== WHAT THE EXERCISE ASKS ==
The material below should be written out in full and exactly; pictures stay out of the copy.

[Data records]
------------

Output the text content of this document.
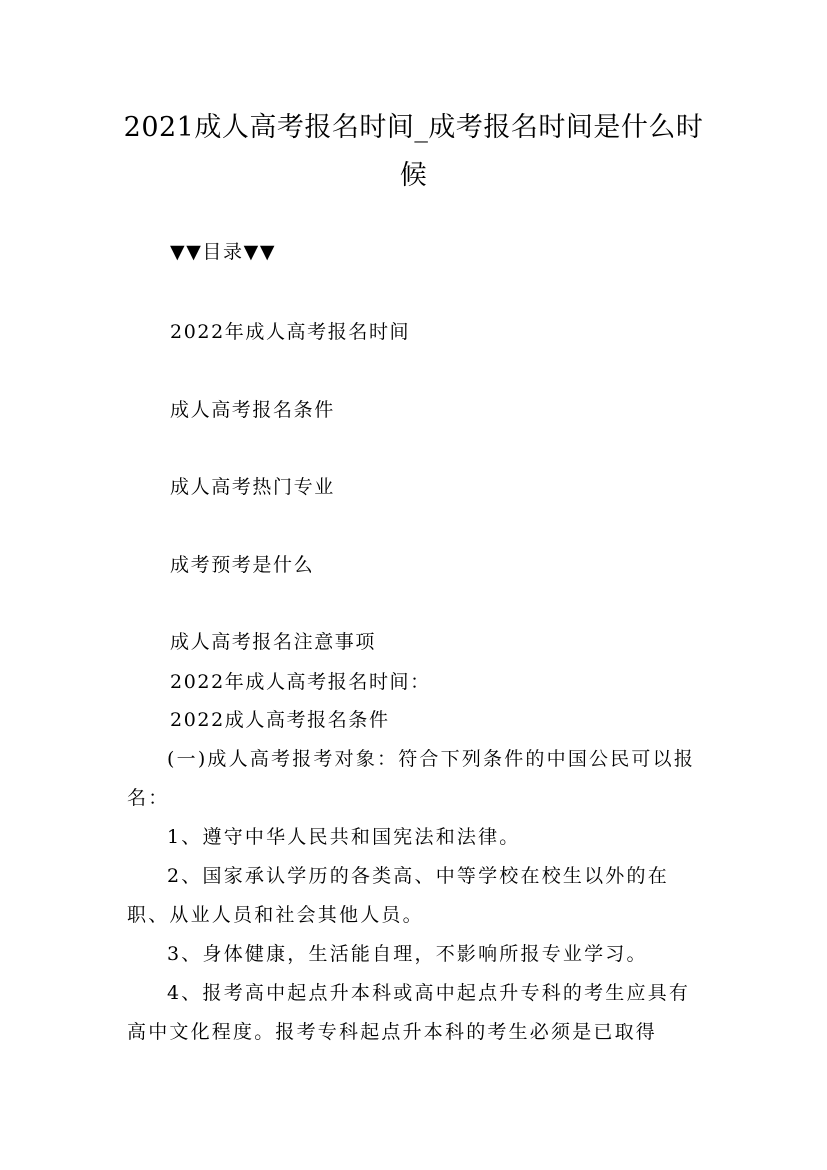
2021成人高考报名时间_成考报名时间是什么时候
▼▼目录▼▼
2022年成人高考报名时间
成人高考报名条件
成人高考热门专业
成考预考是什么
成人高考报名注意事项
2022年成人高考报名时间：
2022成人高考报名条件
(一)成人高考报考对象：符合下列条件的中国公民可以报名：
1、遵守中华人民共和国宪法和法律。
2、国家承认学历的各类高、中等学校在校生以外的在职、从业人员和社会其他人员。
3、身体健康，生活能自理，不影响所报专业学习。
4、报考高中起点升本科或高中起点升专科的考生应具有高中文化程度。报考专科起点升本科的考生必须是已取得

------------

== OUTPUT OF THE TASK ==
Output the text content of this document.
2021成人高考报名时间_成考报名时间是什么时候
▼▼目录▼▼
2022年成人高考报名时间
成人高考报名条件
成人高考热门专业
成考预考是什么
成人高考报名注意事项
2022年成人高考报名时间：
2022成人高考报名条件
(一)成人高考报考对象：符合下列条件的中国公民可以报名：
1、遵守中华人民共和国宪法和法律。
2、国家承认学历的各类高、中等学校在校生以外的在职、从业人员和社会其他人员。
3、身体健康，生活能自理，不影响所报专业学习。
4、报考高中起点升本科或高中起点升专科的考生应具有高中文化程度。报考专科起点升本科的考生必须是已取得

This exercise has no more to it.